DATA LINES ▸
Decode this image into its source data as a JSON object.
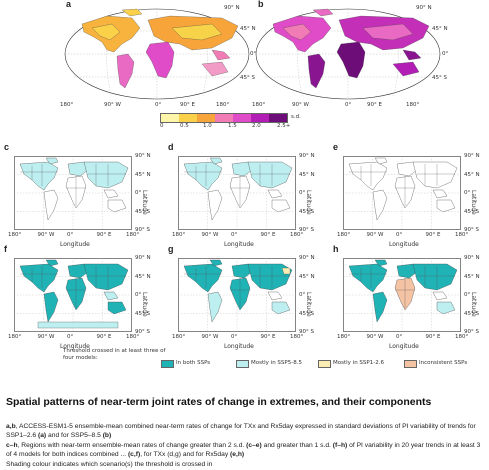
{
  "panels": {
    "a": "a",
    "b": "b",
    "c": "c",
    "d": "d",
    "e": "e",
    "f": "f",
    "g": "g",
    "h": "h"
  },
  "ticks": {
    "lat": [
      "90° N",
      "45° N",
      "0°",
      "45° S",
      "90° S"
    ],
    "lon": [
      "180°",
      "90° W",
      "0°",
      "90° E",
      "180°"
    ],
    "robin_lat": [
      "90° N",
      "45° N",
      "0°",
      "45° S"
    ],
    "robin_lon": [
      "180°",
      "90° W",
      "0°",
      "90° E",
      "180°"
    ]
  },
  "axes": {
    "xlabel": "Longitude",
    "ylabel": "Latitude"
  },
  "colorbar": {
    "ticks": [
      "0",
      "0.5",
      "1.0",
      "1.5",
      "2.0",
      "2.5+"
    ],
    "unit": "s.d.",
    "colors": [
      "#fdf6a8",
      "#fbd14a",
      "#f7a53a",
      "#f17bb4",
      "#e04cc8",
      "#b21db5",
      "#6d0d78"
    ]
  },
  "legend": {
    "heading": "Threshold crossed in at least three of four models:",
    "items": [
      {
        "label": "In both SSPs",
        "color": "#1fb3b6"
      },
      {
        "label": "Mostly in SSP5-8.5",
        "color": "#bdeef0"
      },
      {
        "label": "Mostly in SSP1-2.6",
        "color": "#fbedb3"
      },
      {
        "label": "Inconsistent SSPs",
        "color": "#f3c3a4"
      }
    ]
  },
  "caption": {
    "title": "Spatial patterns of near-term joint rates of change in extremes, and their components",
    "ab_prefix": "a,b",
    "ab_text": ", ACCESS-ESM1-5 ensemble-mean combined near-term rates of change for TXx and Rx5day expressed in standard deviations of PI variability of trends for SSP1–2.6 ",
    "ab_a": "(a)",
    "ab_mid": " and for SSP5–8.5 ",
    "ab_b": "(b)",
    "ch_prefix": "c–h",
    "ch_text1": ", Regions with near-term ensemble-mean rates of change greater than 2 s.d. ",
    "ch_ce": "(c–e)",
    "ch_text2": " and greater than 1 s.d. ",
    "ch_fh": "(f–h)",
    "ch_text3": " of PI variability in 20 year trends in at least 3 of 4 models for both indices combined ... ",
    "ch_cf": "(c,f)",
    "ch_text4": ", for TXx (d,g) and for Rx5day ",
    "ch_eh": "(e,h)",
    "shading": "Shading colour indicates which scenario(s) the threshold is crossed in"
  }
}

EXERCISE REQUIREMENTS ▸ Locate each line containing the string "trends" and show it.

WRITTEN RESPONSE ▸
    "ab_text": ", ACCESS-ESM1-5 ensemble-mean combined near-term rates of change for TXx and Rx5day expressed in standard deviations of PI variability of trends for SSP1–2.6 ",
    "ch_text3": " of PI variability in 20 year trends in at least 3 of 4 models for both indices combined ... ",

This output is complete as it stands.